STATED EXERCISE ::
Return the listing word for word, as given.

==================================================

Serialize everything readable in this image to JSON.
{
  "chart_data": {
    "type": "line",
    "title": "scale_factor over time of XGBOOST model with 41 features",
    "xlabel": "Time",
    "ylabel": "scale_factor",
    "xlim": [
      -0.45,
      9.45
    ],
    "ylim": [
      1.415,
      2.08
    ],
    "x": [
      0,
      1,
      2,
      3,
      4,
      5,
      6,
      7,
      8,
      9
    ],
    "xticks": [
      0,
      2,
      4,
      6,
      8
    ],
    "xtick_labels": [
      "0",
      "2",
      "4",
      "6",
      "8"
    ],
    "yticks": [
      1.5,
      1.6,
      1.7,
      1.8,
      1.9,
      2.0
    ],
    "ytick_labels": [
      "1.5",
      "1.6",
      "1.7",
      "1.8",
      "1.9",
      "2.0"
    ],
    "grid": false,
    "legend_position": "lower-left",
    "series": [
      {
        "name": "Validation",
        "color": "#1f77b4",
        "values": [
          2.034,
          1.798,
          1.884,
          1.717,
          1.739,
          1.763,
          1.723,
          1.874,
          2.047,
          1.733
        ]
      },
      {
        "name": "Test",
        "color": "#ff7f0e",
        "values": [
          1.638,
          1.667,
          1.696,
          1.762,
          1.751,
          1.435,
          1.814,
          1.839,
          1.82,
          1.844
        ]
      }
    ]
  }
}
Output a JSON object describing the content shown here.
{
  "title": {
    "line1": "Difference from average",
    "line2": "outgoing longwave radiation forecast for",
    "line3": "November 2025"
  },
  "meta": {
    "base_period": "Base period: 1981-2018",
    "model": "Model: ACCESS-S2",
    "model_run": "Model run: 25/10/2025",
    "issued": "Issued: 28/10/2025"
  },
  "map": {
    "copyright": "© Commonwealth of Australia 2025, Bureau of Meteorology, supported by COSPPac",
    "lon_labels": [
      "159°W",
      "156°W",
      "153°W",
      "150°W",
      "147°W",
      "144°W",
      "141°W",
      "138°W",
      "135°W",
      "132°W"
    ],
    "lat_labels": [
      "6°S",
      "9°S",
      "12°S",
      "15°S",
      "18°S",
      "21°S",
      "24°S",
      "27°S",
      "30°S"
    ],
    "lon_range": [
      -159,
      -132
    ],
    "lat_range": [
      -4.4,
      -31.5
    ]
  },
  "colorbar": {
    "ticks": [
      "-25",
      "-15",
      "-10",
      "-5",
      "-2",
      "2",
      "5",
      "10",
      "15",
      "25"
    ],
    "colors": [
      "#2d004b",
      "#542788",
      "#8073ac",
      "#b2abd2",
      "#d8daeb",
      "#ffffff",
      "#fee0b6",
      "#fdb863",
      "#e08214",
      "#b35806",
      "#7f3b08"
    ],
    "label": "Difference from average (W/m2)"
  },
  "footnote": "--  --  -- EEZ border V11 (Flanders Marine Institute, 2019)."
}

==================================================

IN RESPONSE ::
Serialize everything readable in this image to JSON.
{
  "chart_data": {
    "type": "line",
    "title": "scale_factor over time of XGBOOST model with 41 features",
    "xlabel": "Time",
    "ylabel": "scale_factor",
    "xlim": [
      -0.45,
      9.45
    ],
    "ylim": [
      1.415,
      2.08
    ],
    "x": [
      0,
      1,
      2,
      3,
      4,
      5,
      6,
      7,
      8,
      9
    ],
    "xticks": [
      0,
      2,
      4,
      6,
      8
    ],
    "xtick_labels": [
      "0",
      "2",
      "4",
      "6",
      "8"
    ],
    "yticks": [
      1.5,
      1.6,
      1.7,
      1.8,
      1.9,
      2.0
    ],
    "ytick_labels": [
      "1.5",
      "1.6",
      "1.7",
      "1.8",
      "1.9",
      "2.0"
    ],
    "grid": false,
    "legend_position": "lower-left",
    "series": [
      {
        "name": "Validation",
        "color": "#1f77b4",
        "values": [
          2.034,
          1.798,
          1.884,
          1.717,
          1.739,
          1.763,
          1.723,
          1.874,
          2.047,
          1.733
        ]
      },
      {
        "name": "Test",
        "color": "#ff7f0e",
        "values": [
          1.638,
          1.667,
          1.696,
          1.762,
          1.751,
          1.435,
          1.814,
          1.839,
          1.82,
          1.844
        ]
      }
    ]
  }
}
Output a JSON object describing the content shown here.
{
  "title": {
    "line1": "Difference from average",
    "line2": "outgoing longwave radiation forecast for",
    "line3": "November 2025"
  },
  "meta": {
    "base_period": "Base period: 1981-2018",
    "model": "Model: ACCESS-S2",
    "model_run": "Model run: 25/10/2025",
    "issued": "Issued: 28/10/2025"
  },
  "map": {
    "copyright": "© Commonwealth of Australia 2025, Bureau of Meteorology, supported by COSPPac",
    "lon_labels": [
      "159°W",
      "156°W",
      "153°W",
      "150°W",
      "147°W",
      "144°W",
      "141°W",
      "138°W",
      "135°W",
      "132°W"
    ],
    "lat_labels": [
      "6°S",
      "9°S",
      "12°S",
      "15°S",
      "18°S",
      "21°S",
      "24°S",
      "27°S",
      "30°S"
    ],
    "lon_range": [
      -159,
      -132
    ],
    "lat_range": [
      -4.4,
      -31.5
    ]
  },
  "colorbar": {
    "ticks": [
      "-25",
      "-15",
      "-10",
      "-5",
      "-2",
      "2",
      "5",
      "10",
      "15",
      "25"
    ],
    "colors": [
      "#2d004b",
      "#542788",
      "#8073ac",
      "#b2abd2",
      "#d8daeb",
      "#ffffff",
      "#fee0b6",
      "#fdb863",
      "#e08214",
      "#b35806",
      "#7f3b08"
    ],
    "label": "Difference from average (W/m2)"
  },
  "footnote": "--  --  -- EEZ border V11 (Flanders Marine Institute, 2019)."
}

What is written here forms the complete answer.